- Task requirements:
List all the lines in these records that hold "JSON".

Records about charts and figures
START

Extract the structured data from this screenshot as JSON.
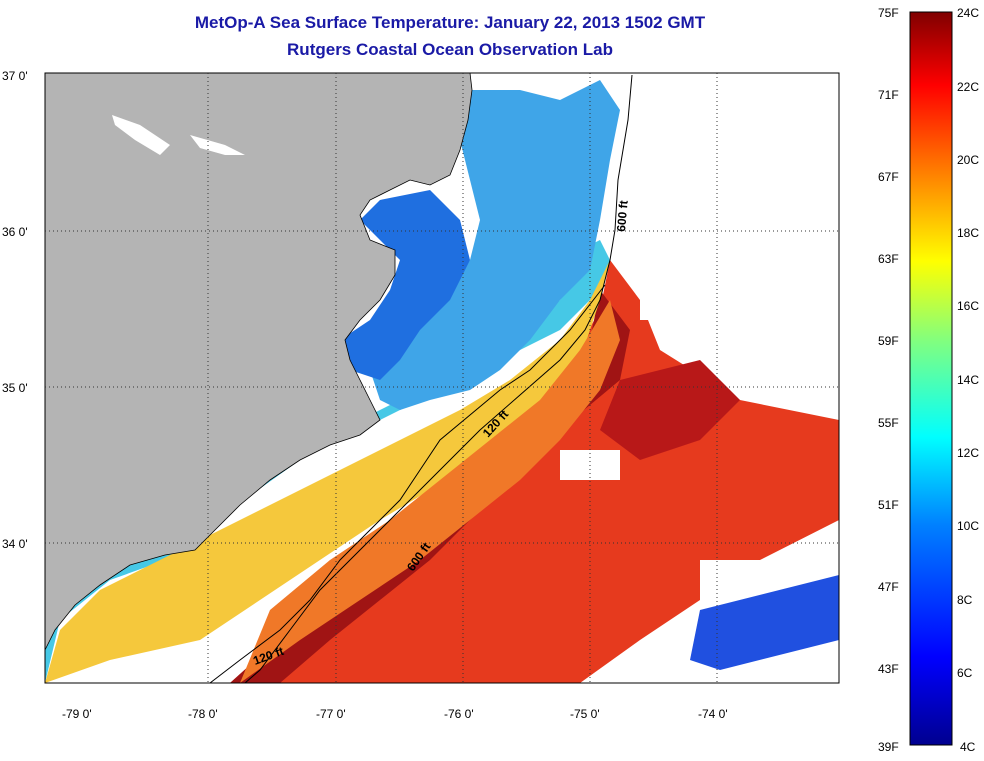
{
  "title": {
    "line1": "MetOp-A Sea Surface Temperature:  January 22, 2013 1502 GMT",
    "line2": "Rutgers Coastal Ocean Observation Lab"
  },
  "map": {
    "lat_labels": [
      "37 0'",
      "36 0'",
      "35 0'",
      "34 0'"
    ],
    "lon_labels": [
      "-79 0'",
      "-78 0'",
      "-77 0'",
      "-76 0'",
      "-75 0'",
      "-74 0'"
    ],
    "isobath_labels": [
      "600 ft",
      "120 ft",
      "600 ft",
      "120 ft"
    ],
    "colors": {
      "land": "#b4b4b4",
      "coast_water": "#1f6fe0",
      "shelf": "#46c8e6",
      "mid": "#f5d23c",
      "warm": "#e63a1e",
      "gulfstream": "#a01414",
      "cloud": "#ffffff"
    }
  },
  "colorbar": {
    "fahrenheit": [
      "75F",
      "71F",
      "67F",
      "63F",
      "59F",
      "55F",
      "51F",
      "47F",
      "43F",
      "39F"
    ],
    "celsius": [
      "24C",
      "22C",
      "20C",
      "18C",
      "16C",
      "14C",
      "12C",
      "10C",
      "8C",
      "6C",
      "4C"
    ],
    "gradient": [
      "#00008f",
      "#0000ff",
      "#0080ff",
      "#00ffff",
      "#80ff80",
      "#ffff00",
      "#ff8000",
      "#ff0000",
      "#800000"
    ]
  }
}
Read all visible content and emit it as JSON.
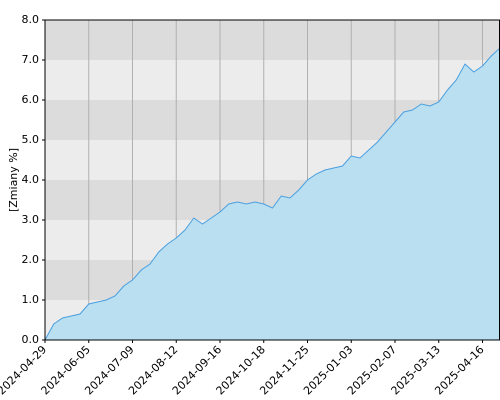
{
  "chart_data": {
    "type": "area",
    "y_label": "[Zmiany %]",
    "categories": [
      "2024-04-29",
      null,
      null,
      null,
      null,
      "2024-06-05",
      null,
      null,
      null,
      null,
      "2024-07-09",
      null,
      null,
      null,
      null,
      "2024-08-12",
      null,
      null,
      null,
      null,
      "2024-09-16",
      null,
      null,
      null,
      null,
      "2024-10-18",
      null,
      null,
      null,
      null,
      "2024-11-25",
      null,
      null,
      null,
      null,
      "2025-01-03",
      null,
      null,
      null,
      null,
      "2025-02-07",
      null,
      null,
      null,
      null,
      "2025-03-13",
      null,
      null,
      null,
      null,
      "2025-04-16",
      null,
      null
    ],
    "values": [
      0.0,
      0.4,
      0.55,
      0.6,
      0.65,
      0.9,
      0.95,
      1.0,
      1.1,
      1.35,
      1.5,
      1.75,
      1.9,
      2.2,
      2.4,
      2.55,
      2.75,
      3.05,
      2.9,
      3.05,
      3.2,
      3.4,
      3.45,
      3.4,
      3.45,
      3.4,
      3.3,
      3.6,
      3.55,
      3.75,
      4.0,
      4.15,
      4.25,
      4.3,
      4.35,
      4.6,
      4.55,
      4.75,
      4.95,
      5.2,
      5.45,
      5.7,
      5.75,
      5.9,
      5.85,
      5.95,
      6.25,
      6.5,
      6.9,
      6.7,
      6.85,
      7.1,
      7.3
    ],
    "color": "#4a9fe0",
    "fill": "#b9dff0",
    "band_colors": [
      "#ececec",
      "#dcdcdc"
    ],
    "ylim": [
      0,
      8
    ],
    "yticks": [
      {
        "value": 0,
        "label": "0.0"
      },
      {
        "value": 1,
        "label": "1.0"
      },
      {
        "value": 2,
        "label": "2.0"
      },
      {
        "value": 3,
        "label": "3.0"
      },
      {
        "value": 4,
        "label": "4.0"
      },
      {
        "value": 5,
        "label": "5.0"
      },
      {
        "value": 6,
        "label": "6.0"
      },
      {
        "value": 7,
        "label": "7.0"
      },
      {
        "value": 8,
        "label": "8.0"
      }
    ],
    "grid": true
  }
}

END

- In response:
Extract the structured data from this screenshot as JSON.
Read all visible content and emit it as JSON.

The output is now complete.